- Exercise task: Rename each "x-tick-label" in the listing below to "x-axis-tick" and reproduce every other line unchanged, omitting the picture line.

Box annotation data
----------
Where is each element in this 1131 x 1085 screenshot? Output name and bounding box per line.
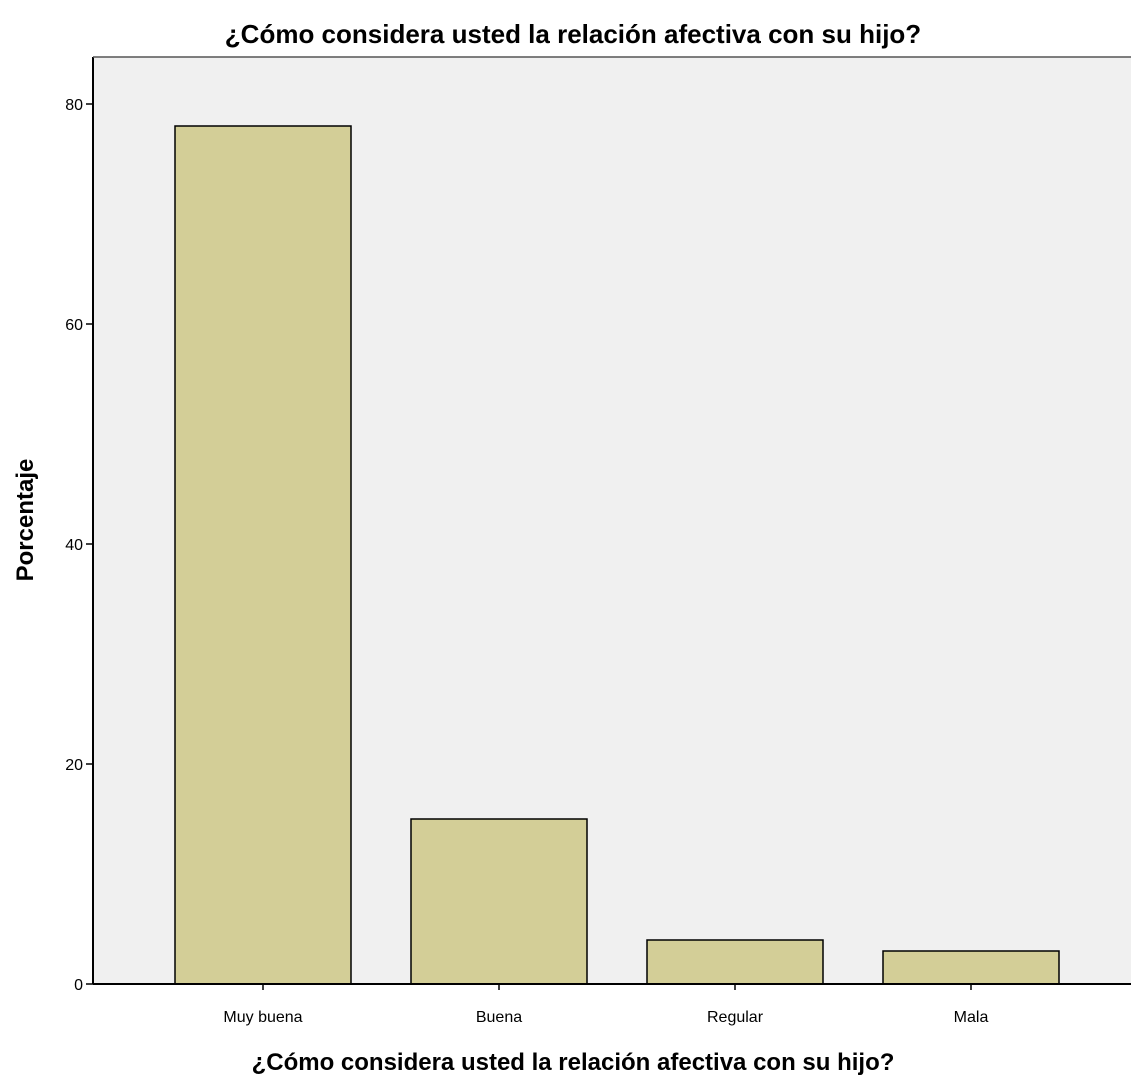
y-tick-group: 0 20 40 60 80 (65, 97, 93, 994)
y-axis-label: Porcentaje (12, 459, 39, 582)
x-tick-label: Regular (707, 1009, 764, 1026)
x-tick-label: Buena (476, 1009, 522, 1026)
x-tick-label: Mala (954, 1009, 989, 1026)
bar-muy-buena (174, 125, 352, 985)
chart-title: ¿Cómo considera usted la relación afecti… (225, 19, 921, 49)
x-tick-label: Muy buena (223, 1009, 302, 1026)
bar-mala (882, 950, 1060, 985)
y-tick-label: 20 (65, 757, 83, 774)
bar-group (174, 125, 1060, 985)
x-tick-group: Muy buena Buena Regular Mala (223, 984, 988, 1026)
y-tick-label: 60 (65, 317, 83, 334)
bar-buena (410, 818, 588, 985)
y-tick-label: 80 (65, 97, 83, 114)
y-tick-label: 40 (65, 537, 83, 554)
bar-regular (646, 939, 824, 985)
y-tick-label: 0 (74, 977, 83, 994)
x-axis-label: ¿Cómo considera usted la relación afecti… (252, 1049, 895, 1076)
----------
- Response to the exercise:
Where is each element in this 1131 x 1085 screenshot? Output name and bounding box per line.
y-tick-group: 0 20 40 60 80 (65, 97, 93, 994)
y-axis-label: Porcentaje (12, 459, 39, 582)
x-axis-tick: Regular (707, 1009, 764, 1026)
x-axis-tick: Buena (476, 1009, 522, 1026)
x-axis-tick: Mala (954, 1009, 989, 1026)
bar-muy-buena (174, 125, 352, 985)
chart-title: ¿Cómo considera usted la relación afecti… (225, 19, 921, 49)
x-axis-tick: Muy buena (223, 1009, 302, 1026)
bar-mala (882, 950, 1060, 985)
y-tick-label: 20 (65, 757, 83, 774)
bar-group (174, 125, 1060, 985)
x-tick-group: Muy buena Buena Regular Mala (223, 984, 988, 1026)
y-tick-label: 60 (65, 317, 83, 334)
bar-buena (410, 818, 588, 985)
y-tick-label: 80 (65, 97, 83, 114)
y-tick-label: 40 (65, 537, 83, 554)
bar-regular (646, 939, 824, 985)
y-tick-label: 0 (74, 977, 83, 994)
x-axis-label: ¿Cómo considera usted la relación afecti… (252, 1049, 895, 1076)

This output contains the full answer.